Provided information start
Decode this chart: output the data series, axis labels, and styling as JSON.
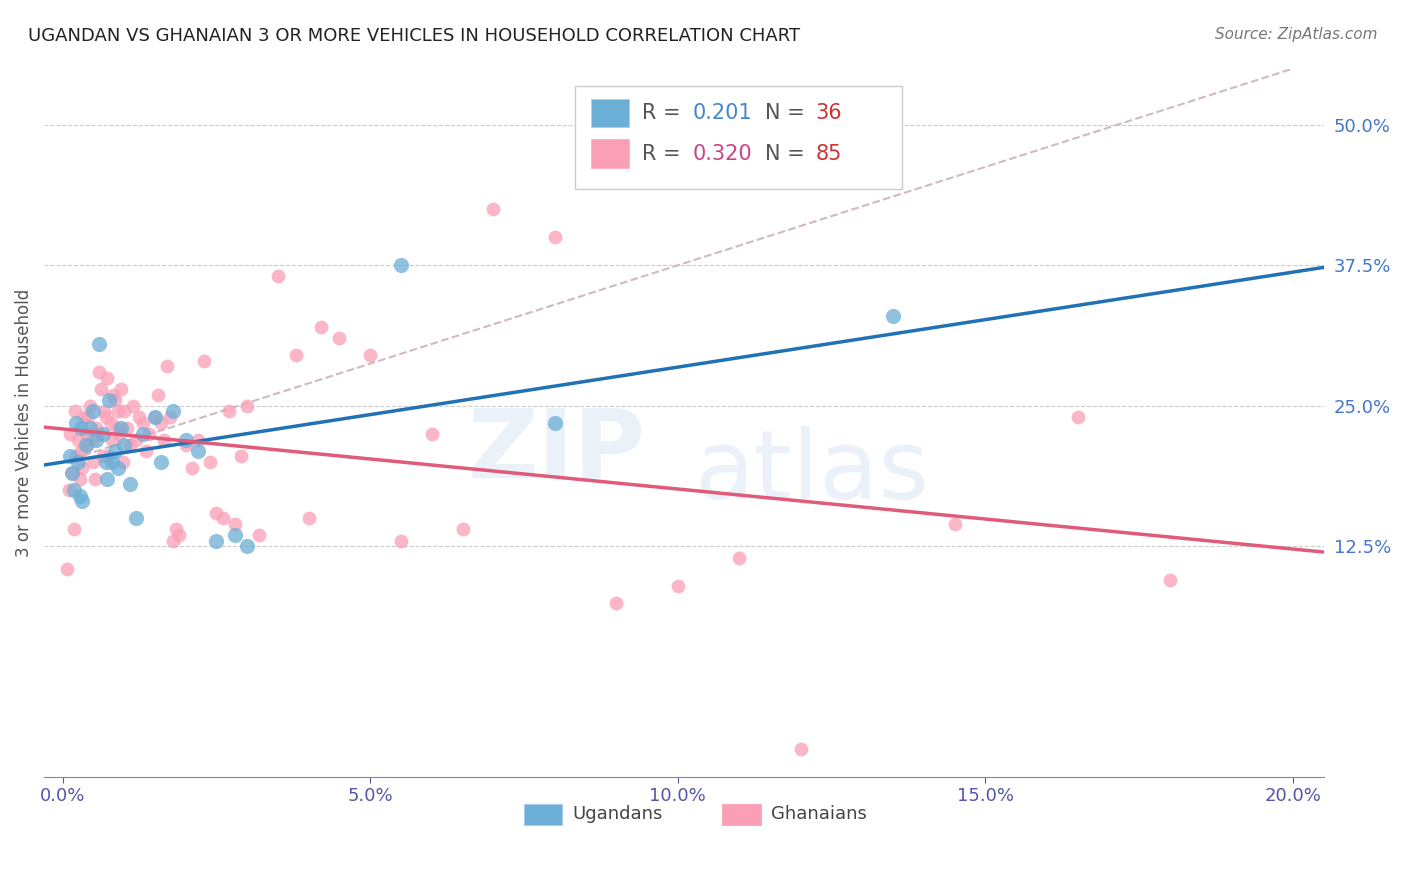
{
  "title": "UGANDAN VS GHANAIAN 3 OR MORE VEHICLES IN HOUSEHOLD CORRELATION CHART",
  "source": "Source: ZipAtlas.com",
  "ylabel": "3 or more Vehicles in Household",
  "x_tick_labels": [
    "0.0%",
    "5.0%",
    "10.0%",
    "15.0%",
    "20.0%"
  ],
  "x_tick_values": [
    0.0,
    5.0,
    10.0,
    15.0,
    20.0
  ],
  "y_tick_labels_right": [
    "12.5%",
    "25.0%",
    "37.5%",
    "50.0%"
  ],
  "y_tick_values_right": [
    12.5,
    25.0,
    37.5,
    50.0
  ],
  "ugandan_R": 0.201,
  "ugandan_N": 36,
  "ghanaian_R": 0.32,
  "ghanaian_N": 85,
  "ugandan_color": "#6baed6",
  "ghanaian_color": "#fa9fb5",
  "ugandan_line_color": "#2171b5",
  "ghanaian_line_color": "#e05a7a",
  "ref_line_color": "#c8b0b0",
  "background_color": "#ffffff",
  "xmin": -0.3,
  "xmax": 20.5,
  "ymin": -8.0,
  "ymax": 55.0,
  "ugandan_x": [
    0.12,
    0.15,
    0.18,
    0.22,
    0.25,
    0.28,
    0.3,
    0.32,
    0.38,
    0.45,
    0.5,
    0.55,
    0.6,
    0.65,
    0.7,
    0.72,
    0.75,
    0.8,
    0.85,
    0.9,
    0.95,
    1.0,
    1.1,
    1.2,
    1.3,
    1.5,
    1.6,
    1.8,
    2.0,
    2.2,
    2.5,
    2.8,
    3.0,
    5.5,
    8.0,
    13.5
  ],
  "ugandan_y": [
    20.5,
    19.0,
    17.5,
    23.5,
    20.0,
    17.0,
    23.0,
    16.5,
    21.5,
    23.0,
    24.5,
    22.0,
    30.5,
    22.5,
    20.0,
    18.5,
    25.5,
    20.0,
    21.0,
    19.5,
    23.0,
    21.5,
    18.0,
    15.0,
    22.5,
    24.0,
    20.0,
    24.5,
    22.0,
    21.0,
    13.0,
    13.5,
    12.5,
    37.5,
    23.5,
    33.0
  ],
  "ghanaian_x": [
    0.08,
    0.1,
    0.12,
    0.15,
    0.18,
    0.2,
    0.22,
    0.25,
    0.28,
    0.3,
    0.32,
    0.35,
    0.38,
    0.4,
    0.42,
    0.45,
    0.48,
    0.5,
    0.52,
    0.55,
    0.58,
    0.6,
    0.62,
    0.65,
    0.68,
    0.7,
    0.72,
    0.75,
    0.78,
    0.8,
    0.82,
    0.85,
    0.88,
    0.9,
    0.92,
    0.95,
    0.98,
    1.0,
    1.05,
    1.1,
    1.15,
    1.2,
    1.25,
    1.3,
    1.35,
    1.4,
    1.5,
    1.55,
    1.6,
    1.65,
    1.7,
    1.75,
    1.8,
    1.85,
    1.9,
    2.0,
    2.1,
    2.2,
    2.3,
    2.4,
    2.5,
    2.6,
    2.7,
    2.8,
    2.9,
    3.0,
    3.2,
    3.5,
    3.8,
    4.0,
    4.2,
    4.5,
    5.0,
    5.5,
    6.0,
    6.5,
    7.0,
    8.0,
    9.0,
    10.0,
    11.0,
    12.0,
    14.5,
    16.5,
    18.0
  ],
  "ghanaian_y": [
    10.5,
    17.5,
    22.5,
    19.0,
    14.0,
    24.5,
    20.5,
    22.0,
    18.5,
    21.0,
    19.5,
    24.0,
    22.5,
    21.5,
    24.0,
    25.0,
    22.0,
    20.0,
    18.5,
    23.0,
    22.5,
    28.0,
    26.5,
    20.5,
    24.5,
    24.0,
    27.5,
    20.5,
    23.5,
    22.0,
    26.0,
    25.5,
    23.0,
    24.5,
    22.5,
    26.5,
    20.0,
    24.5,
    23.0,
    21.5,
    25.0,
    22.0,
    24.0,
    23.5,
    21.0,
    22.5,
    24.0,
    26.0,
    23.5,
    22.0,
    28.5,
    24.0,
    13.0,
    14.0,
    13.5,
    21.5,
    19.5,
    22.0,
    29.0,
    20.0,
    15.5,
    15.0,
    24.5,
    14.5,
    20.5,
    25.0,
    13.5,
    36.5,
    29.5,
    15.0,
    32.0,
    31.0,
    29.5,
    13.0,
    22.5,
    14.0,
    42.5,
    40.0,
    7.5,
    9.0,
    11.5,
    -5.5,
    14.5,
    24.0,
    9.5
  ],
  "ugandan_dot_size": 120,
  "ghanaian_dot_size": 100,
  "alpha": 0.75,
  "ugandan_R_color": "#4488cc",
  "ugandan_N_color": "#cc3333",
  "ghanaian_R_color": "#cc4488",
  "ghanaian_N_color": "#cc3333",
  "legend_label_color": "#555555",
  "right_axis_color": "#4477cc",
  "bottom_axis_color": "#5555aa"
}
Provided information end
Instruction
Leave the pictures out and reproduce each record exactly as written.

Solution for this task
Decode this chart: output the data series, axis labels, and styling as JSON.
{
  "title": "UGANDAN VS GHANAIAN 3 OR MORE VEHICLES IN HOUSEHOLD CORRELATION CHART",
  "source": "Source: ZipAtlas.com",
  "ylabel": "3 or more Vehicles in Household",
  "x_tick_labels": [
    "0.0%",
    "5.0%",
    "10.0%",
    "15.0%",
    "20.0%"
  ],
  "x_tick_values": [
    0.0,
    5.0,
    10.0,
    15.0,
    20.0
  ],
  "y_tick_labels_right": [
    "12.5%",
    "25.0%",
    "37.5%",
    "50.0%"
  ],
  "y_tick_values_right": [
    12.5,
    25.0,
    37.5,
    50.0
  ],
  "ugandan_R": 0.201,
  "ugandan_N": 36,
  "ghanaian_R": 0.32,
  "ghanaian_N": 85,
  "ugandan_color": "#6baed6",
  "ghanaian_color": "#fa9fb5",
  "ugandan_line_color": "#2171b5",
  "ghanaian_line_color": "#e05a7a",
  "ref_line_color": "#c8b0b0",
  "background_color": "#ffffff",
  "xmin": -0.3,
  "xmax": 20.5,
  "ymin": -8.0,
  "ymax": 55.0,
  "ugandan_x": [
    0.12,
    0.15,
    0.18,
    0.22,
    0.25,
    0.28,
    0.3,
    0.32,
    0.38,
    0.45,
    0.5,
    0.55,
    0.6,
    0.65,
    0.7,
    0.72,
    0.75,
    0.8,
    0.85,
    0.9,
    0.95,
    1.0,
    1.1,
    1.2,
    1.3,
    1.5,
    1.6,
    1.8,
    2.0,
    2.2,
    2.5,
    2.8,
    3.0,
    5.5,
    8.0,
    13.5
  ],
  "ugandan_y": [
    20.5,
    19.0,
    17.5,
    23.5,
    20.0,
    17.0,
    23.0,
    16.5,
    21.5,
    23.0,
    24.5,
    22.0,
    30.5,
    22.5,
    20.0,
    18.5,
    25.5,
    20.0,
    21.0,
    19.5,
    23.0,
    21.5,
    18.0,
    15.0,
    22.5,
    24.0,
    20.0,
    24.5,
    22.0,
    21.0,
    13.0,
    13.5,
    12.5,
    37.5,
    23.5,
    33.0
  ],
  "ghanaian_x": [
    0.08,
    0.1,
    0.12,
    0.15,
    0.18,
    0.2,
    0.22,
    0.25,
    0.28,
    0.3,
    0.32,
    0.35,
    0.38,
    0.4,
    0.42,
    0.45,
    0.48,
    0.5,
    0.52,
    0.55,
    0.58,
    0.6,
    0.62,
    0.65,
    0.68,
    0.7,
    0.72,
    0.75,
    0.78,
    0.8,
    0.82,
    0.85,
    0.88,
    0.9,
    0.92,
    0.95,
    0.98,
    1.0,
    1.05,
    1.1,
    1.15,
    1.2,
    1.25,
    1.3,
    1.35,
    1.4,
    1.5,
    1.55,
    1.6,
    1.65,
    1.7,
    1.75,
    1.8,
    1.85,
    1.9,
    2.0,
    2.1,
    2.2,
    2.3,
    2.4,
    2.5,
    2.6,
    2.7,
    2.8,
    2.9,
    3.0,
    3.2,
    3.5,
    3.8,
    4.0,
    4.2,
    4.5,
    5.0,
    5.5,
    6.0,
    6.5,
    7.0,
    8.0,
    9.0,
    10.0,
    11.0,
    12.0,
    14.5,
    16.5,
    18.0
  ],
  "ghanaian_y": [
    10.5,
    17.5,
    22.5,
    19.0,
    14.0,
    24.5,
    20.5,
    22.0,
    18.5,
    21.0,
    19.5,
    24.0,
    22.5,
    21.5,
    24.0,
    25.0,
    22.0,
    20.0,
    18.5,
    23.0,
    22.5,
    28.0,
    26.5,
    20.5,
    24.5,
    24.0,
    27.5,
    20.5,
    23.5,
    22.0,
    26.0,
    25.5,
    23.0,
    24.5,
    22.5,
    26.5,
    20.0,
    24.5,
    23.0,
    21.5,
    25.0,
    22.0,
    24.0,
    23.5,
    21.0,
    22.5,
    24.0,
    26.0,
    23.5,
    22.0,
    28.5,
    24.0,
    13.0,
    14.0,
    13.5,
    21.5,
    19.5,
    22.0,
    29.0,
    20.0,
    15.5,
    15.0,
    24.5,
    14.5,
    20.5,
    25.0,
    13.5,
    36.5,
    29.5,
    15.0,
    32.0,
    31.0,
    29.5,
    13.0,
    22.5,
    14.0,
    42.5,
    40.0,
    7.5,
    9.0,
    11.5,
    -5.5,
    14.5,
    24.0,
    9.5
  ],
  "ugandan_dot_size": 120,
  "ghanaian_dot_size": 100,
  "alpha": 0.75,
  "ugandan_R_color": "#4488cc",
  "ugandan_N_color": "#cc3333",
  "ghanaian_R_color": "#cc4488",
  "ghanaian_N_color": "#cc3333",
  "legend_label_color": "#555555",
  "right_axis_color": "#4477cc",
  "bottom_axis_color": "#5555aa"
}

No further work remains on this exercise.